◆ REQUEST ◆
Search the listing below for the string "screenshot" and copy every line where it occurs.

◆ DATA FOR THE TASK ◆
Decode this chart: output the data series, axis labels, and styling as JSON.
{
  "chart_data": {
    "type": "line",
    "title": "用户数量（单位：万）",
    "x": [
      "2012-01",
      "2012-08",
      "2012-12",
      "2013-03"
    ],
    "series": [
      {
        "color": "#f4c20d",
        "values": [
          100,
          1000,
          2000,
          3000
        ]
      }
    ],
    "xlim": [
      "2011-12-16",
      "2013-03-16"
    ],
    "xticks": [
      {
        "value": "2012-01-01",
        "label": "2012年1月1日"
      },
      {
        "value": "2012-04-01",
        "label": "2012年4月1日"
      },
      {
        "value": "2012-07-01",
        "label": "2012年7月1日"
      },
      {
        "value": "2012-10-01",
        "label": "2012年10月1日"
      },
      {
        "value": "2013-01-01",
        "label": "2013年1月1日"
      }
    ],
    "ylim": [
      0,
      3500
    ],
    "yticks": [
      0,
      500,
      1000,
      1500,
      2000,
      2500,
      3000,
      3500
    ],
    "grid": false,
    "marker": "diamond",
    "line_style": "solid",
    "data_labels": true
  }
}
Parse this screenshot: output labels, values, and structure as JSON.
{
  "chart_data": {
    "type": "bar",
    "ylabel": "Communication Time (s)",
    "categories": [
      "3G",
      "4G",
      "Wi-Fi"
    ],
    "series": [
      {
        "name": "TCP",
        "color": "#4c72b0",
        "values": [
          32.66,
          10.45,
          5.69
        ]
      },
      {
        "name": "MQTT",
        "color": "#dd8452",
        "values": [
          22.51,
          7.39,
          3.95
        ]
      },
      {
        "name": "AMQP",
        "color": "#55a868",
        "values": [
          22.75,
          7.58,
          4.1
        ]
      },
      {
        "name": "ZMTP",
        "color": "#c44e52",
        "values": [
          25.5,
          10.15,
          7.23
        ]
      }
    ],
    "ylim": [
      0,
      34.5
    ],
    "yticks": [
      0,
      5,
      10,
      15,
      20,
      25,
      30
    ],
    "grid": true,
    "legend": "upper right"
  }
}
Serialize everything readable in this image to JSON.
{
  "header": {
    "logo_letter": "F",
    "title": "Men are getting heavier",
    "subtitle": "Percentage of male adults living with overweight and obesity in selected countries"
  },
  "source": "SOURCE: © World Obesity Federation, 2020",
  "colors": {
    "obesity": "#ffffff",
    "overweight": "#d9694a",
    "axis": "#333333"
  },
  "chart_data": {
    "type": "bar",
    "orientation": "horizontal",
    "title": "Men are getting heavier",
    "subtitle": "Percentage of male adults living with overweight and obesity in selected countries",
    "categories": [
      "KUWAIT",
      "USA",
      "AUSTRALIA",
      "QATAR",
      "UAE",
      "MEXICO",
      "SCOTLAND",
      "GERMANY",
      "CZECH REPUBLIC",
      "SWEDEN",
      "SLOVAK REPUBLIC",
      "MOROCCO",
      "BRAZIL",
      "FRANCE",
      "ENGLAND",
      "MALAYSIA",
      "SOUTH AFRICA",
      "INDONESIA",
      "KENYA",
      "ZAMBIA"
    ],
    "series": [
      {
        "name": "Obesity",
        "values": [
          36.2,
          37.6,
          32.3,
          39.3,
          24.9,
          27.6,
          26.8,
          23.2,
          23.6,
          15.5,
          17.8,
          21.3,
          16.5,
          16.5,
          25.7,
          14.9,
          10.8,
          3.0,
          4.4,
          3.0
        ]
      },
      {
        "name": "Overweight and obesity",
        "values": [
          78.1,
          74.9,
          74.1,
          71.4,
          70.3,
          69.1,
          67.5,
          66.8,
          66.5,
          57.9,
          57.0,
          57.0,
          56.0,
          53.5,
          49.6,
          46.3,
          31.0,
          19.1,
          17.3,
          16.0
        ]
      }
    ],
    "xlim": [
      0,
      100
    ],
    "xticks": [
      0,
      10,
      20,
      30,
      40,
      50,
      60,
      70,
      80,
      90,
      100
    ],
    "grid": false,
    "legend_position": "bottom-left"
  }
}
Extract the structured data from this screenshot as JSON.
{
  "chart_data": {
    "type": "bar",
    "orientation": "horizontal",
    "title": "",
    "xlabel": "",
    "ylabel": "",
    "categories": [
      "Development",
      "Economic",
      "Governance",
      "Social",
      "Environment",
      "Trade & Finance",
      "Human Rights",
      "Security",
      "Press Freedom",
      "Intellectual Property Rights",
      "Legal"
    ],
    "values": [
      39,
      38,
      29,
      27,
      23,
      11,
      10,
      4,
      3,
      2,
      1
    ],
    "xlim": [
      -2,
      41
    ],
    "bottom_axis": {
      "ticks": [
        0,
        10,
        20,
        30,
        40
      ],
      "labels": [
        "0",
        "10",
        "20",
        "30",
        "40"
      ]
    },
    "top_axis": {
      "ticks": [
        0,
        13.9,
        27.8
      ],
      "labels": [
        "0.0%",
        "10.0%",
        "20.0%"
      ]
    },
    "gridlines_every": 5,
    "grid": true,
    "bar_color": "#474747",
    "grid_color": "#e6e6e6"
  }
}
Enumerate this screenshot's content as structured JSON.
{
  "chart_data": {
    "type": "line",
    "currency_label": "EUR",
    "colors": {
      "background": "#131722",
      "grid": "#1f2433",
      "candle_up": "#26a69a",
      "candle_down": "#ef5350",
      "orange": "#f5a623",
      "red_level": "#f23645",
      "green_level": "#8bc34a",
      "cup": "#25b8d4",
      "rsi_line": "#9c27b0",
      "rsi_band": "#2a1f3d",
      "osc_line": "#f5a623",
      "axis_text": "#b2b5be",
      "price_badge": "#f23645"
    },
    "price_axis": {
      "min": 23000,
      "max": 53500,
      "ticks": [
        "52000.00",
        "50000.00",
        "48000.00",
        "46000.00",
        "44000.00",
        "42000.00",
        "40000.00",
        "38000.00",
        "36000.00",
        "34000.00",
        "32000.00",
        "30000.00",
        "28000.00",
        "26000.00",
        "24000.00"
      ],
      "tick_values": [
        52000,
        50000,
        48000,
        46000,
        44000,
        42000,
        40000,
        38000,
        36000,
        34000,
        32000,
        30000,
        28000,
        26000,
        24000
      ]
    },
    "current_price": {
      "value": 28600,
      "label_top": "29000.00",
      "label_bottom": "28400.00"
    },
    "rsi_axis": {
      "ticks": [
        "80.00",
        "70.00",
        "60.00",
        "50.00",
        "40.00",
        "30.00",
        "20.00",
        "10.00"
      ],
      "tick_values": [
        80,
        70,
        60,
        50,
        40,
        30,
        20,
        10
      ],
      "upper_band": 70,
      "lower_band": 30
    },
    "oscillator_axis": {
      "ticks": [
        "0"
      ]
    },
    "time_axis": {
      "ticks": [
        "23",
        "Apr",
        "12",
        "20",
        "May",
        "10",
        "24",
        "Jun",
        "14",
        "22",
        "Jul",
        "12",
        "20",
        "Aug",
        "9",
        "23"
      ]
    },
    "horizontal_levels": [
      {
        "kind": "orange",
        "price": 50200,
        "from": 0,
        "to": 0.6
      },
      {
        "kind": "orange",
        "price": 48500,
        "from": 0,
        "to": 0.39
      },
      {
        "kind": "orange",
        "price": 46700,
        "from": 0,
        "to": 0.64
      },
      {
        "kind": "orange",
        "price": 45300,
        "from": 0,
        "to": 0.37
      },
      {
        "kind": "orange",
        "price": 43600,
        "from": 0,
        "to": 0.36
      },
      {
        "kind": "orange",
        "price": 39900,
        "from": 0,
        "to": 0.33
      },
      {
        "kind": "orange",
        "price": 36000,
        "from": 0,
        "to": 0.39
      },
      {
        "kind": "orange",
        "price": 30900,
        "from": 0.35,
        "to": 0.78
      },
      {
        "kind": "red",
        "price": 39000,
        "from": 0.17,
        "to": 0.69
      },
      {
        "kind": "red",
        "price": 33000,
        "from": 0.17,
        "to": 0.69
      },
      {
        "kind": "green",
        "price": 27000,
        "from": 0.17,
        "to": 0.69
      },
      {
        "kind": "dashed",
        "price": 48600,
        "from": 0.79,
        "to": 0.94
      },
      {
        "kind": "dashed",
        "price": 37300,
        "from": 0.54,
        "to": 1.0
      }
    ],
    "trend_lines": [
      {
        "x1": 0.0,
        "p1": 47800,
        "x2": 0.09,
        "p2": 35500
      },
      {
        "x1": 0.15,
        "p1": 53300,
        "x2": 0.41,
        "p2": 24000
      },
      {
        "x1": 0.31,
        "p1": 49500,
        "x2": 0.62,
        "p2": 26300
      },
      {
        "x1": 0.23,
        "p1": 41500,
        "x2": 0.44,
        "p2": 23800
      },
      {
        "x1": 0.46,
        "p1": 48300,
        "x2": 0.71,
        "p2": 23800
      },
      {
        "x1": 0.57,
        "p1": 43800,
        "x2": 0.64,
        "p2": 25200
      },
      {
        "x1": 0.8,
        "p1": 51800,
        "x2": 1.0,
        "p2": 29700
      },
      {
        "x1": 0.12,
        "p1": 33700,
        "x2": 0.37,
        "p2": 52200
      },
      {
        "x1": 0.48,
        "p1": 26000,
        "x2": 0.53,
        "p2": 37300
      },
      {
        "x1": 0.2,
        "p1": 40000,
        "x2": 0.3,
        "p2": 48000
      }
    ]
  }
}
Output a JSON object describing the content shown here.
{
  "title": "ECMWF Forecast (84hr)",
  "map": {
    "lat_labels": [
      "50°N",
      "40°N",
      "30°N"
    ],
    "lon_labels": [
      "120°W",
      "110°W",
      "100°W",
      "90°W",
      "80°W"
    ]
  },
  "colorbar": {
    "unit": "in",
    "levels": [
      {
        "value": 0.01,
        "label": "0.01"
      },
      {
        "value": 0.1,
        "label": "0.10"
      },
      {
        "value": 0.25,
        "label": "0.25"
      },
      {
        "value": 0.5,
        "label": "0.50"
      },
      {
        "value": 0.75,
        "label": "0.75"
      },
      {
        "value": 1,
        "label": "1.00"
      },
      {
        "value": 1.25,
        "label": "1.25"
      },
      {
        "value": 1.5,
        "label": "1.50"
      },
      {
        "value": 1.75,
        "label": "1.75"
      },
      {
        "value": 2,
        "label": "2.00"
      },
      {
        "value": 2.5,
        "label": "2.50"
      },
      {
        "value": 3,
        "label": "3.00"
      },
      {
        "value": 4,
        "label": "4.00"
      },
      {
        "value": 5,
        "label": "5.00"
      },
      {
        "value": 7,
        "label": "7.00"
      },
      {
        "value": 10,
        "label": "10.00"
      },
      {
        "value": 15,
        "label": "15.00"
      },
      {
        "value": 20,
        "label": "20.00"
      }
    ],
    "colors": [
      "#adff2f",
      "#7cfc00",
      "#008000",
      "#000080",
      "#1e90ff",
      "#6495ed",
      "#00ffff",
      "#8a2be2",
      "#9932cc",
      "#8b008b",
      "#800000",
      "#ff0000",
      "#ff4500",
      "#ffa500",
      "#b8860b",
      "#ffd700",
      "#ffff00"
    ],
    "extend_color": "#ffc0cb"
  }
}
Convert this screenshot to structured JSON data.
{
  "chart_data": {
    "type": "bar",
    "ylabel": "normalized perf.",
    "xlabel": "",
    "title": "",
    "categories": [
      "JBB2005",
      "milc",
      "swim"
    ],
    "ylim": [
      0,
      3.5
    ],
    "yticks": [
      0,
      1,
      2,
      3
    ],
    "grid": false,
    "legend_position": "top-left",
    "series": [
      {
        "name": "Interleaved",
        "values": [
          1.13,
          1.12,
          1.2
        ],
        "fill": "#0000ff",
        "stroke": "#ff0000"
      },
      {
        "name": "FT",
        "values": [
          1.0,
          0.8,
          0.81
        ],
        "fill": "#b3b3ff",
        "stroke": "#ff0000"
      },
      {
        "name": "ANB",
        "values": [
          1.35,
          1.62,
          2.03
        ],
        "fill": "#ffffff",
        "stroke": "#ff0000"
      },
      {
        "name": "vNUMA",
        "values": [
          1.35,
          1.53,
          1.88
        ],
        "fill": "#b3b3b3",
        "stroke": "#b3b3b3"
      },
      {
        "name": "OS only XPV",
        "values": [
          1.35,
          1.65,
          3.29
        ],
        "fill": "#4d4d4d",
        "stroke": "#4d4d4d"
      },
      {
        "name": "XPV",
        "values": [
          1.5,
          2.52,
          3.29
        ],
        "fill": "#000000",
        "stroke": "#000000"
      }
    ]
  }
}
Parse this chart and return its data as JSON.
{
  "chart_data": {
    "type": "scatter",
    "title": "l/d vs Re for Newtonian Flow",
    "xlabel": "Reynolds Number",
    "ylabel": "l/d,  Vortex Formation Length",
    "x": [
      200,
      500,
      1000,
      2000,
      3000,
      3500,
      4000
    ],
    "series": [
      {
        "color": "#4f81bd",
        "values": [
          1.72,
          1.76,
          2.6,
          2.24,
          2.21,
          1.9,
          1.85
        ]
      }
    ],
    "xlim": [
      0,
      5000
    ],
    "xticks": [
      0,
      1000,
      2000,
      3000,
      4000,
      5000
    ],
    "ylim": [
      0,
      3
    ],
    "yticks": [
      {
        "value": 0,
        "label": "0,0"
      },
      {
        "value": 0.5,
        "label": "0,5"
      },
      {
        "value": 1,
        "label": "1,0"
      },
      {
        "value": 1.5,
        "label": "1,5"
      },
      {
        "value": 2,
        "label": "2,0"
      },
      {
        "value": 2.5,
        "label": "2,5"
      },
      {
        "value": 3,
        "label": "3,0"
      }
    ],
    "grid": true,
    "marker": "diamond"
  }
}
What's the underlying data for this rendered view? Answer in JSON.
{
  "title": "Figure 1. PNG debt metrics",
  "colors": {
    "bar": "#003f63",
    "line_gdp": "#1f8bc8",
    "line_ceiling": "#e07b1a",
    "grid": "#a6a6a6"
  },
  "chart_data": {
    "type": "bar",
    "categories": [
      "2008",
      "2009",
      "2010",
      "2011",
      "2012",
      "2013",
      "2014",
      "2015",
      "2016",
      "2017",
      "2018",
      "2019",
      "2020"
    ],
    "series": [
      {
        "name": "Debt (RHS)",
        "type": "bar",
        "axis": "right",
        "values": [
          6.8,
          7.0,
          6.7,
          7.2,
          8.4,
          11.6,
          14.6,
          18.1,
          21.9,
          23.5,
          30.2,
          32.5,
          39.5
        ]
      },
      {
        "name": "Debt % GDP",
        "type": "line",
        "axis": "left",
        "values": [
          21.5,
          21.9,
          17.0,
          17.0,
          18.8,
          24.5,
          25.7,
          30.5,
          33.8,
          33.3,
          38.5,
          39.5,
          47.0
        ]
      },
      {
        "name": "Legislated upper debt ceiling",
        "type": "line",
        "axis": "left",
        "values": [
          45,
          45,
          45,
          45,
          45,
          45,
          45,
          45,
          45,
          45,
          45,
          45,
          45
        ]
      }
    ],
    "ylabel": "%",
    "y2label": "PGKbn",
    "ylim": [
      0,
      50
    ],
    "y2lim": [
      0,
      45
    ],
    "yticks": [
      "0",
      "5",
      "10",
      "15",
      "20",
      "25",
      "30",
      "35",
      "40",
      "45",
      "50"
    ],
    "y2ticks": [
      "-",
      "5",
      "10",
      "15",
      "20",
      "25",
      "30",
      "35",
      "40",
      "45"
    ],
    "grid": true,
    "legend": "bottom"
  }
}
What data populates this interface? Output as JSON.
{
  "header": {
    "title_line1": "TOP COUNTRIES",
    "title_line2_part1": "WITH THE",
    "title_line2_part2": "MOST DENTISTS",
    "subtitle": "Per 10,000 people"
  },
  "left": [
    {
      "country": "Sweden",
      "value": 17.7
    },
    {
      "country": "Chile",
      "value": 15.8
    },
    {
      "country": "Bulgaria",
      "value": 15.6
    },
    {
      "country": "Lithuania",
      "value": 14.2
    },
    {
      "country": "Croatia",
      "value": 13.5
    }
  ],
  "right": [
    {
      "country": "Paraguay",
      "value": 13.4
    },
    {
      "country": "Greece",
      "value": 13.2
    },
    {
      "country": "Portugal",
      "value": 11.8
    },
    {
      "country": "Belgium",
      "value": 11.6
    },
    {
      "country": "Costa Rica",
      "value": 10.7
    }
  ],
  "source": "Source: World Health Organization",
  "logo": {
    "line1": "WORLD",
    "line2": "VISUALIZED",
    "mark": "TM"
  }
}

◆ RESPONSE ◆
Parse this screenshot: output labels, values, and structure as JSON.
Extract the structured data from this screenshot as JSON.
Enumerate this screenshot's content as structured JSON.
Convert this screenshot to structured JSON data.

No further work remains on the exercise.